_WHAT THE TASK REQUIRES_. Repeat all the material exactly; pictures stay out of your copy.

_EXTRACTED MATERIAL_.
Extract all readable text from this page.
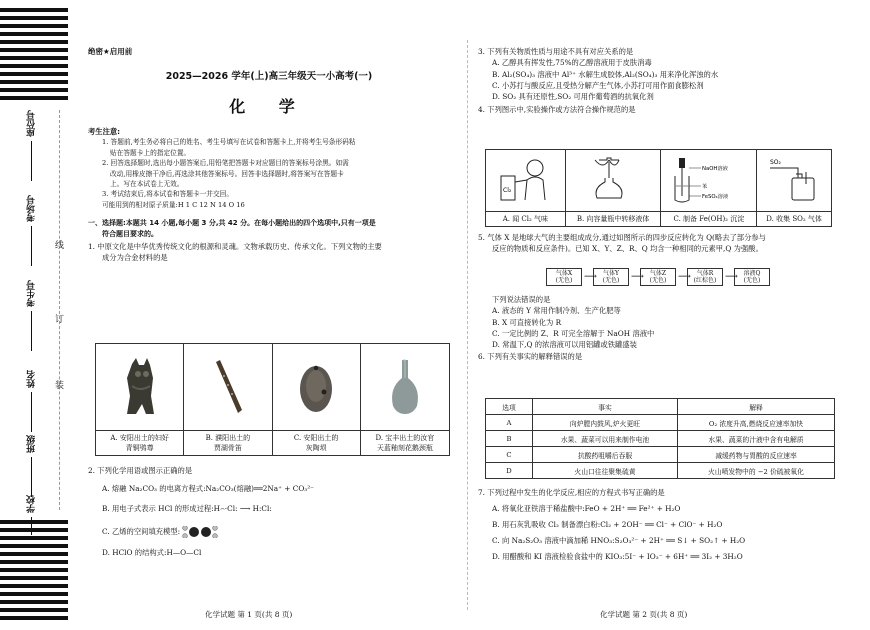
座位号
考场号
考生号
姓名
班级
学校
线
订
装

绝密★启用前

2025—2026 学年(上)高三年级天一小高考(一)

化 学

考生注意:

1. 答题前,考生务必将自己的姓名、考生号填写在试卷和答题卡上,并将考生号条形码粘

贴在答题卡上的指定位置。

2. 回答选择题时,选出每小题答案后,用铅笔把答题卡对应题目的答案标号涂黑。如需

改动,用橡皮擦干净后,再选涂其他答案标号。回答非选择题时,将答案写在答题卡

上。写在本试卷上无效。

3. 考试结束后,将本试卷和答题卡一并交回。

可能用到的相对原子质量:H 1 C 12 N 14 O 16

一、选择题:本题共 14 小题,每小题 3 分,共 42 分。在每小题给出的四个选项中,只有一项是

符合题目要求的。

1. 中原文化是中华优秀传统文化的根源和灵魂。文物承载历史、传承文化。下列文物的主要

成分为合金材料的是

A. 安阳出土的妇好
青铜鸮尊
B. 濮阳出土的
贾湖骨笛
C. 安阳出土的
灰陶埙
D. 宝丰出土的汝官
天蓝釉刻花鹅颈瓶

2. 下列化学用语或图示正确的是

A. 熔融 Na₂CO₃ 的电离方程式:Na₂CO₃(熔融)══2Na⁺ + CO₃²⁻

B. 用电子式表示 HCl 的形成过程:H⌢·Cl: ⟶ H:Cl:

C. 乙烯的空间填充模型:

D. HClO 的结构式:H—O—Cl

化学试题 第 1 页(共 8 页)

3. 下列有关物质性质与用途不具有对应关系的是

A. 乙醇具有挥发性,75%的乙醇溶液用于皮肤消毒

B. Al₂(SO₄)₃ 溶液中 Al³⁺ 水解生成胶体,Al₂(SO₄)₃ 用来净化浑浊的水

C. 小苏打与酸反应,且受热分解产生气体,小苏打可用作面食膨松剂

D. SO₂ 具有还原性,SO₂ 可用作葡萄酒的抗氧化剂

4. 下列图示中,实验操作或方法符合操作规范的是

Cl₂
A. 闻 Cl₂ 气味	B. 向容量瓶中转移液体
NaOH溶液
苯
FeSO₄溶液
C. 制备 Fe(OH)₂ 沉淀
SO₂
D. 收集 SO₂ 气体

5. 气体 X 是地球大气的主要组成成分,通过如图所示的四步反应转化为 Q(略去了部分参与

反应的物质和反应条件)。已知 X、Y、Z、R、Q 均含一种相同的元素甲,Q 为强酸。

气体X
(无色)	⟶	气体Y
(无色)	⟶	气体Z
(无色)	⟶ 气体R
(红棕色) ⟶ 溶液Q
(无色)

下列说法错误的是

A. 液态的 Y 常用作制冷剂、生产化肥等

B. X 可直接转化为 R

C. 一定比例的 Z、R 可完全溶解于 NaOH 溶液中

D. 常温下,Q 的浓溶液可以用铝罐或铁罐盛装

6. 下列有关事实的解释错误的是

选项	事实	解释
A	向炉膛内鼓风,炉火更旺	O₂ 浓度升高,燃烧反应速率加快
B	水果、蔬菜可以用来制作电池	水果、蔬菜的汁液中含有电解质
C	抗酸药咀嚼后吞服	减缓药物与胃酸的反应速率
D	火山口往往聚集硫黄	火山喷发物中的 −2 价硫被氧化

7. 下列过程中发生的化学反应,相应的方程式书写正确的是

A. 将氧化亚铁溶于稀盐酸中:FeO + 2H⁺ ══ Fe²⁺ + H₂O

B. 用石灰乳吸收 Cl₂ 制备漂白粉:Cl₂ + 2OH⁻ ══ Cl⁻ + ClO⁻ + H₂O

C. 向 Na₂S₂O₃ 溶液中滴加稀 HNO₃:S₂O₃²⁻ + 2H⁺ ══ S↓ + SO₂↑ + H₂O

D. 用醋酸和 KI 溶液检验食盐中的 KIO₃:5I⁻ + IO₃⁻ + 6H⁺ ══ 3I₂ + 3H₂O

化学试题 第 2 页(共 8 页)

_EXERCISE RESPONSE_.
Extract all readable text from this page.
座位号
考场号
考生号
姓名
班级
学校
线
订
装

绝密★启用前

2025—2026 学年(上)高三年级天一小高考(一)

化 学

考生注意:

1. 答题前,考生务必将自己的姓名、考生号填写在试卷和答题卡上,并将考生号条形码粘

贴在答题卡上的指定位置。

2. 回答选择题时,选出每小题答案后,用铅笔把答题卡对应题目的答案标号涂黑。如需

改动,用橡皮擦干净后,再选涂其他答案标号。回答非选择题时,将答案写在答题卡

上。写在本试卷上无效。

3. 考试结束后,将本试卷和答题卡一并交回。

可能用到的相对原子质量:H 1 C 12 N 14 O 16

一、选择题:本题共 14 小题,每小题 3 分,共 42 分。在每小题给出的四个选项中,只有一项是

符合题目要求的。

1. 中原文化是中华优秀传统文化的根源和灵魂。文物承载历史、传承文化。下列文物的主要

成分为合金材料的是

A. 安阳出土的妇好
青铜鸮尊
B. 濮阳出土的
贾湖骨笛
C. 安阳出土的
灰陶埙
D. 宝丰出土的汝官
天蓝釉刻花鹅颈瓶

2. 下列化学用语或图示正确的是

A. 熔融 Na₂CO₃ 的电离方程式:Na₂CO₃(熔融)══2Na⁺ + CO₃²⁻

B. 用电子式表示 HCl 的形成过程:H⌢·Cl: ⟶ H:Cl:

C. 乙烯的空间填充模型:

D. HClO 的结构式:H—O—Cl

化学试题 第 1 页(共 8 页)

3. 下列有关物质性质与用途不具有对应关系的是

A. 乙醇具有挥发性,75%的乙醇溶液用于皮肤消毒

B. Al₂(SO₄)₃ 溶液中 Al³⁺ 水解生成胶体,Al₂(SO₄)₃ 用来净化浑浊的水

C. 小苏打与酸反应,且受热分解产生气体,小苏打可用作面食膨松剂

D. SO₂ 具有还原性,SO₂ 可用作葡萄酒的抗氧化剂

4. 下列图示中,实验操作或方法符合操作规范的是

Cl₂
A. 闻 Cl₂ 气味	B. 向容量瓶中转移液体
NaOH溶液
苯
FeSO₄溶液
C. 制备 Fe(OH)₂ 沉淀
SO₂
D. 收集 SO₂ 气体

5. 气体 X 是地球大气的主要组成成分,通过如图所示的四步反应转化为 Q(略去了部分参与

反应的物质和反应条件)。已知 X、Y、Z、R、Q 均含一种相同的元素甲,Q 为强酸。

气体X
(无色)	⟶	气体Y
(无色)	⟶	气体Z
(无色)	⟶ 气体R
(红棕色) ⟶ 溶液Q
(无色)

下列说法错误的是

A. 液态的 Y 常用作制冷剂、生产化肥等

B. X 可直接转化为 R

C. 一定比例的 Z、R 可完全溶解于 NaOH 溶液中

D. 常温下,Q 的浓溶液可以用铝罐或铁罐盛装

6. 下列有关事实的解释错误的是

选项	事实	解释
A	向炉膛内鼓风,炉火更旺	O₂ 浓度升高,燃烧反应速率加快
B	水果、蔬菜可以用来制作电池	水果、蔬菜的汁液中含有电解质
C	抗酸药咀嚼后吞服	减缓药物与胃酸的反应速率
D	火山口往往聚集硫黄	火山喷发物中的 −2 价硫被氧化

7. 下列过程中发生的化学反应,相应的方程式书写正确的是

A. 将氧化亚铁溶于稀盐酸中:FeO + 2H⁺ ══ Fe²⁺ + H₂O

B. 用石灰乳吸收 Cl₂ 制备漂白粉:Cl₂ + 2OH⁻ ══ Cl⁻ + ClO⁻ + H₂O

C. 向 Na₂S₂O₃ 溶液中滴加稀 HNO₃:S₂O₃²⁻ + 2H⁺ ══ S↓ + SO₂↑ + H₂O

D. 用醋酸和 KI 溶液检验食盐中的 KIO₃:5I⁻ + IO₃⁻ + 6H⁺ ══ 3I₂ + 3H₂O

化学试题 第 2 页(共 8 页)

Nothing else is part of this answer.